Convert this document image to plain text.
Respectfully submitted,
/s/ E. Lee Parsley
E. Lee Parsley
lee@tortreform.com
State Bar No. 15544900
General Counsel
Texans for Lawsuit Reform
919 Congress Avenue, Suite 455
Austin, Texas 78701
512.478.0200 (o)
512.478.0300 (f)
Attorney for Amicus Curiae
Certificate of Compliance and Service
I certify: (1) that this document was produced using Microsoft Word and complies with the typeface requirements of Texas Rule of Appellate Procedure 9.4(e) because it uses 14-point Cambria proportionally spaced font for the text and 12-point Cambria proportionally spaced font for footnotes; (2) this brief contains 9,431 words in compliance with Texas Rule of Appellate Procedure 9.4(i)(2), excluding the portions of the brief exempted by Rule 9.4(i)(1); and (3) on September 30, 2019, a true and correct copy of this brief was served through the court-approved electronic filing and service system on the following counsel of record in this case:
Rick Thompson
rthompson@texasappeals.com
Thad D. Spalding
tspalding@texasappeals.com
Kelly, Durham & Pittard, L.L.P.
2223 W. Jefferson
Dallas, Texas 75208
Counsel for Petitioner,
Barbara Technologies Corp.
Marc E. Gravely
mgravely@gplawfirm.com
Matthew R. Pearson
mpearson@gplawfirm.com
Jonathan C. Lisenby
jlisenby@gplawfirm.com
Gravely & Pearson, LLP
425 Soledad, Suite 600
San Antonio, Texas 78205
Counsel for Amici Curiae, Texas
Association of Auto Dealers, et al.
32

> **DESCRIPTION OF THE TASK**
Pull out all lines of the data with the string "gplawfirm".

> **ANSWER**
mgravely@gplawfirm.com
mpearson@gplawfirm.com
jlisenby@gplawfirm.com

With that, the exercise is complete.